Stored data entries

###

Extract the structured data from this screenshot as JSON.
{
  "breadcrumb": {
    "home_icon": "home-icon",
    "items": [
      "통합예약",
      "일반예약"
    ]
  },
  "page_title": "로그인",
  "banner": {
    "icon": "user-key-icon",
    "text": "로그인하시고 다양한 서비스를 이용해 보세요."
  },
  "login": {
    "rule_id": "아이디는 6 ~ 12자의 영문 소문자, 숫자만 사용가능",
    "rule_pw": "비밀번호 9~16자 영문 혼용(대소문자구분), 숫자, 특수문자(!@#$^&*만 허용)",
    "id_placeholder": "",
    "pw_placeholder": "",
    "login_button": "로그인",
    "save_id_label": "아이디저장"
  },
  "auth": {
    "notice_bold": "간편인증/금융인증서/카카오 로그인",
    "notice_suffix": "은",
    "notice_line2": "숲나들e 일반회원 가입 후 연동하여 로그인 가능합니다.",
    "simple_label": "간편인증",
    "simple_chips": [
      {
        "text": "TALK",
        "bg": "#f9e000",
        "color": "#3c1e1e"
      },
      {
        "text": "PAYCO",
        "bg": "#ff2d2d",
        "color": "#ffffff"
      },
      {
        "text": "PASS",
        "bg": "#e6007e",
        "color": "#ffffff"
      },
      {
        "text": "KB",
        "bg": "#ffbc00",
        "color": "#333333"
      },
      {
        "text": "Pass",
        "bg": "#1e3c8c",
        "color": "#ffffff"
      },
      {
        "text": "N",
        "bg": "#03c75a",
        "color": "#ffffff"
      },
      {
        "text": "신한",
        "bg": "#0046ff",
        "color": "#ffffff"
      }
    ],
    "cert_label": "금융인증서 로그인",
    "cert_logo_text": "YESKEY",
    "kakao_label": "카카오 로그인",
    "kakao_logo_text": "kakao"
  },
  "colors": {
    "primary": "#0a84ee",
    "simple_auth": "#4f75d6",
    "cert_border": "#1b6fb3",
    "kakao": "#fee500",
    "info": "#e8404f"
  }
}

###

- THE TASK -
Faithfully reproduce all of the records, character for character.

- FULL RESPONSE -
Extract the structured data from this screenshot as JSON.
{
  "breadcrumb": {
    "home_icon": "home-icon",
    "items": [
      "통합예약",
      "일반예약"
    ]
  },
  "page_title": "로그인",
  "banner": {
    "icon": "user-key-icon",
    "text": "로그인하시고 다양한 서비스를 이용해 보세요."
  },
  "login": {
    "rule_id": "아이디는 6 ~ 12자의 영문 소문자, 숫자만 사용가능",
    "rule_pw": "비밀번호 9~16자 영문 혼용(대소문자구분), 숫자, 특수문자(!@#$^&*만 허용)",
    "id_placeholder": "",
    "pw_placeholder": "",
    "login_button": "로그인",
    "save_id_label": "아이디저장"
  },
  "auth": {
    "notice_bold": "간편인증/금융인증서/카카오 로그인",
    "notice_suffix": "은",
    "notice_line2": "숲나들e 일반회원 가입 후 연동하여 로그인 가능합니다.",
    "simple_label": "간편인증",
    "simple_chips": [
      {
        "text": "TALK",
        "bg": "#f9e000",
        "color": "#3c1e1e"
      },
      {
        "text": "PAYCO",
        "bg": "#ff2d2d",
        "color": "#ffffff"
      },
      {
        "text": "PASS",
        "bg": "#e6007e",
        "color": "#ffffff"
      },
      {
        "text": "KB",
        "bg": "#ffbc00",
        "color": "#333333"
      },
      {
        "text": "Pass",
        "bg": "#1e3c8c",
        "color": "#ffffff"
      },
      {
        "text": "N",
        "bg": "#03c75a",
        "color": "#ffffff"
      },
      {
        "text": "신한",
        "bg": "#0046ff",
        "color": "#ffffff"
      }
    ],
    "cert_label": "금융인증서 로그인",
    "cert_logo_text": "YESKEY",
    "kakao_label": "카카오 로그인",
    "kakao_logo_text": "kakao"
  },
  "colors": {
    "primary": "#0a84ee",
    "simple_auth": "#4f75d6",
    "cert_border": "#1b6fb3",
    "kakao": "#fee500",
    "info": "#e8404f"
  }
}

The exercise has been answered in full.